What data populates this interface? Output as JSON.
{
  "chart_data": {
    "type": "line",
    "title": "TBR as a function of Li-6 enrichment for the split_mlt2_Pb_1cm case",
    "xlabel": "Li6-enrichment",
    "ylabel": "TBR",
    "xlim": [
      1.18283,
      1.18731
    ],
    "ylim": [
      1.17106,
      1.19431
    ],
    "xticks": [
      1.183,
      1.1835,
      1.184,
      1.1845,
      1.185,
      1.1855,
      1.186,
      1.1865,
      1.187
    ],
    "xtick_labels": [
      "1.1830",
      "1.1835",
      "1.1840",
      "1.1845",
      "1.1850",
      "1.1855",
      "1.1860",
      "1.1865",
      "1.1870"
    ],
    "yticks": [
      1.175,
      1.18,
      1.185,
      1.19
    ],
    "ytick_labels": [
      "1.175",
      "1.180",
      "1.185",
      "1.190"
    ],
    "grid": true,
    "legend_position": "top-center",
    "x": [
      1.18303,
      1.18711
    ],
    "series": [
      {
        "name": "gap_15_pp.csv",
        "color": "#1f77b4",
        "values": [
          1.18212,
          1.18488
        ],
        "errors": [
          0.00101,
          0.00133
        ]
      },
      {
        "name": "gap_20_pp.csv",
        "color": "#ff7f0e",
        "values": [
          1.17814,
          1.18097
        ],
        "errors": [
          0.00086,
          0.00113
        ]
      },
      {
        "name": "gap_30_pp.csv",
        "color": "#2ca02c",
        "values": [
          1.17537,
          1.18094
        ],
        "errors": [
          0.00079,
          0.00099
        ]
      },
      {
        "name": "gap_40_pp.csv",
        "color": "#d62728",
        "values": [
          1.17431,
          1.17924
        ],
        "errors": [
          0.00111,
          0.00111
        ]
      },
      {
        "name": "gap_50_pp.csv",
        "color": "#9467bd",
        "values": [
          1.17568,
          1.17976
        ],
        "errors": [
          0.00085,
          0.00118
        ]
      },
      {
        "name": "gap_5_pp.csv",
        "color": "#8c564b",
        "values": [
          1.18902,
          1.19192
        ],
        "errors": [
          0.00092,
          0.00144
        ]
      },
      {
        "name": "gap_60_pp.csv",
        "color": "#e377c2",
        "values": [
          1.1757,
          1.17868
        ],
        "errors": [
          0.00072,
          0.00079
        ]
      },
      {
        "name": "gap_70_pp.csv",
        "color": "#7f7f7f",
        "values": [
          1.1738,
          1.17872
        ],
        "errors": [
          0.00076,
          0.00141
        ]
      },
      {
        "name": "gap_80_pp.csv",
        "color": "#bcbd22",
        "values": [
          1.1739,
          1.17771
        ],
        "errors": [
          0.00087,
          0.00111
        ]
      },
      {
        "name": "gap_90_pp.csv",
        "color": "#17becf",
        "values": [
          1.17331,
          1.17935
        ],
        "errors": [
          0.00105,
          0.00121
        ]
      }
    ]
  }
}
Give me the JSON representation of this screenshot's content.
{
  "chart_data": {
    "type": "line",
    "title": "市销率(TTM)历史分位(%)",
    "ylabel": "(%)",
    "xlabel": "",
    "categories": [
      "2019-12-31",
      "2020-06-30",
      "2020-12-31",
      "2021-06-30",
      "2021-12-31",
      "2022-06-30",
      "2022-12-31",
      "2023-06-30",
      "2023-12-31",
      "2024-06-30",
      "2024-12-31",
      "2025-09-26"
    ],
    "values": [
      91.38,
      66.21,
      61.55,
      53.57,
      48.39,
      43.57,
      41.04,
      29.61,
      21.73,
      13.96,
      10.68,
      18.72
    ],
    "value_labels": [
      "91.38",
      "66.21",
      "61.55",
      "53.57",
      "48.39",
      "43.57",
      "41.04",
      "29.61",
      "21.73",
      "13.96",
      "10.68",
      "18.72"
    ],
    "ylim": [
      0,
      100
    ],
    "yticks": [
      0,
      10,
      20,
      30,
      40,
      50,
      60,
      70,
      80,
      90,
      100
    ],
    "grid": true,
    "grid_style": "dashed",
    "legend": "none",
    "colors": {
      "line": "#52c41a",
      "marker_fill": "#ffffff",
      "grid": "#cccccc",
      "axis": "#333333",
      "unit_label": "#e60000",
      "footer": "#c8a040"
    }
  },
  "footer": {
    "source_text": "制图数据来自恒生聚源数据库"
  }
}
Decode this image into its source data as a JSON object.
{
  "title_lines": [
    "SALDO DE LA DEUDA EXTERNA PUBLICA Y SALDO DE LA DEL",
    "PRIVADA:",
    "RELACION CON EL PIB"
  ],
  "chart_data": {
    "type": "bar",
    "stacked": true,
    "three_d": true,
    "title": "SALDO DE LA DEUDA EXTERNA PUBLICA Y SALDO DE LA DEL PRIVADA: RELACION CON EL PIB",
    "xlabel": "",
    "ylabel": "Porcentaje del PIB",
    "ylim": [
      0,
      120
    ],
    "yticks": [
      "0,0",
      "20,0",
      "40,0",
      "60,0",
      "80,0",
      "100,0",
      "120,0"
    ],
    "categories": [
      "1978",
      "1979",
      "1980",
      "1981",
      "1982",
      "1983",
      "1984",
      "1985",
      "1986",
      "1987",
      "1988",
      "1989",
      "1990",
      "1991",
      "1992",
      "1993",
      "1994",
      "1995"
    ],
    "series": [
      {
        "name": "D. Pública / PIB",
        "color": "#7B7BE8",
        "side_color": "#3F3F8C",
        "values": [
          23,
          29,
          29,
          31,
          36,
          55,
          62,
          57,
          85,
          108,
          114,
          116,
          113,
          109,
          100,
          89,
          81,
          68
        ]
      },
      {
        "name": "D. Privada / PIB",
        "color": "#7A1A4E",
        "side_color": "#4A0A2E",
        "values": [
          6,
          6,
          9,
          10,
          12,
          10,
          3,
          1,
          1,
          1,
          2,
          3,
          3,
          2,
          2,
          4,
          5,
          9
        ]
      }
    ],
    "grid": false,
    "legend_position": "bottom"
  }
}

■ **Work to be completed**
Reproduce all of the entries word for word.

■ **Response for this exercise**
What data populates this interface? Output as JSON.
{
  "chart_data": {
    "type": "line",
    "title": "TBR as a function of Li-6 enrichment for the split_mlt2_Pb_1cm case",
    "xlabel": "Li6-enrichment",
    "ylabel": "TBR",
    "xlim": [
      1.18283,
      1.18731
    ],
    "ylim": [
      1.17106,
      1.19431
    ],
    "xticks": [
      1.183,
      1.1835,
      1.184,
      1.1845,
      1.185,
      1.1855,
      1.186,
      1.1865,
      1.187
    ],
    "xtick_labels": [
      "1.1830",
      "1.1835",
      "1.1840",
      "1.1845",
      "1.1850",
      "1.1855",
      "1.1860",
      "1.1865",
      "1.1870"
    ],
    "yticks": [
      1.175,
      1.18,
      1.185,
      1.19
    ],
    "ytick_labels": [
      "1.175",
      "1.180",
      "1.185",
      "1.190"
    ],
    "grid": true,
    "legend_position": "top-center",
    "x": [
      1.18303,
      1.18711
    ],
    "series": [
      {
        "name": "gap_15_pp.csv",
        "color": "#1f77b4",
        "values": [
          1.18212,
          1.18488
        ],
        "errors": [
          0.00101,
          0.00133
        ]
      },
      {
        "name": "gap_20_pp.csv",
        "color": "#ff7f0e",
        "values": [
          1.17814,
          1.18097
        ],
        "errors": [
          0.00086,
          0.00113
        ]
      },
      {
        "name": "gap_30_pp.csv",
        "color": "#2ca02c",
        "values": [
          1.17537,
          1.18094
        ],
        "errors": [
          0.00079,
          0.00099
        ]
      },
      {
        "name": "gap_40_pp.csv",
        "color": "#d62728",
        "values": [
          1.17431,
          1.17924
        ],
        "errors": [
          0.00111,
          0.00111
        ]
      },
      {
        "name": "gap_50_pp.csv",
        "color": "#9467bd",
        "values": [
          1.17568,
          1.17976
        ],
        "errors": [
          0.00085,
          0.00118
        ]
      },
      {
        "name": "gap_5_pp.csv",
        "color": "#8c564b",
        "values": [
          1.18902,
          1.19192
        ],
        "errors": [
          0.00092,
          0.00144
        ]
      },
      {
        "name": "gap_60_pp.csv",
        "color": "#e377c2",
        "values": [
          1.1757,
          1.17868
        ],
        "errors": [
          0.00072,
          0.00079
        ]
      },
      {
        "name": "gap_70_pp.csv",
        "color": "#7f7f7f",
        "values": [
          1.1738,
          1.17872
        ],
        "errors": [
          0.00076,
          0.00141
        ]
      },
      {
        "name": "gap_80_pp.csv",
        "color": "#bcbd22",
        "values": [
          1.1739,
          1.17771
        ],
        "errors": [
          0.00087,
          0.00111
        ]
      },
      {
        "name": "gap_90_pp.csv",
        "color": "#17becf",
        "values": [
          1.17331,
          1.17935
        ],
        "errors": [
          0.00105,
          0.00121
        ]
      }
    ]
  }
}
Give me the JSON representation of this screenshot's content.
{
  "chart_data": {
    "type": "line",
    "title": "市销率(TTM)历史分位(%)",
    "ylabel": "(%)",
    "xlabel": "",
    "categories": [
      "2019-12-31",
      "2020-06-30",
      "2020-12-31",
      "2021-06-30",
      "2021-12-31",
      "2022-06-30",
      "2022-12-31",
      "2023-06-30",
      "2023-12-31",
      "2024-06-30",
      "2024-12-31",
      "2025-09-26"
    ],
    "values": [
      91.38,
      66.21,
      61.55,
      53.57,
      48.39,
      43.57,
      41.04,
      29.61,
      21.73,
      13.96,
      10.68,
      18.72
    ],
    "value_labels": [
      "91.38",
      "66.21",
      "61.55",
      "53.57",
      "48.39",
      "43.57",
      "41.04",
      "29.61",
      "21.73",
      "13.96",
      "10.68",
      "18.72"
    ],
    "ylim": [
      0,
      100
    ],
    "yticks": [
      0,
      10,
      20,
      30,
      40,
      50,
      60,
      70,
      80,
      90,
      100
    ],
    "grid": true,
    "grid_style": "dashed",
    "legend": "none",
    "colors": {
      "line": "#52c41a",
      "marker_fill": "#ffffff",
      "grid": "#cccccc",
      "axis": "#333333",
      "unit_label": "#e60000",
      "footer": "#c8a040"
    }
  },
  "footer": {
    "source_text": "制图数据来自恒生聚源数据库"
  }
}
Decode this image into its source data as a JSON object.
{
  "title_lines": [
    "SALDO DE LA DEUDA EXTERNA PUBLICA Y SALDO DE LA DEL",
    "PRIVADA:",
    "RELACION CON EL PIB"
  ],
  "chart_data": {
    "type": "bar",
    "stacked": true,
    "three_d": true,
    "title": "SALDO DE LA DEUDA EXTERNA PUBLICA Y SALDO DE LA DEL PRIVADA: RELACION CON EL PIB",
    "xlabel": "",
    "ylabel": "Porcentaje del PIB",
    "ylim": [
      0,
      120
    ],
    "yticks": [
      "0,0",
      "20,0",
      "40,0",
      "60,0",
      "80,0",
      "100,0",
      "120,0"
    ],
    "categories": [
      "1978",
      "1979",
      "1980",
      "1981",
      "1982",
      "1983",
      "1984",
      "1985",
      "1986",
      "1987",
      "1988",
      "1989",
      "1990",
      "1991",
      "1992",
      "1993",
      "1994",
      "1995"
    ],
    "series": [
      {
        "name": "D. Pública / PIB",
        "color": "#7B7BE8",
        "side_color": "#3F3F8C",
        "values": [
          23,
          29,
          29,
          31,
          36,
          55,
          62,
          57,
          85,
          108,
          114,
          116,
          113,
          109,
          100,
          89,
          81,
          68
        ]
      },
      {
        "name": "D. Privada / PIB",
        "color": "#7A1A4E",
        "side_color": "#4A0A2E",
        "values": [
          6,
          6,
          9,
          10,
          12,
          10,
          3,
          1,
          1,
          1,
          2,
          3,
          3,
          2,
          2,
          4,
          5,
          9
        ]
      }
    ],
    "grid": false,
    "legend_position": "bottom"
  }
}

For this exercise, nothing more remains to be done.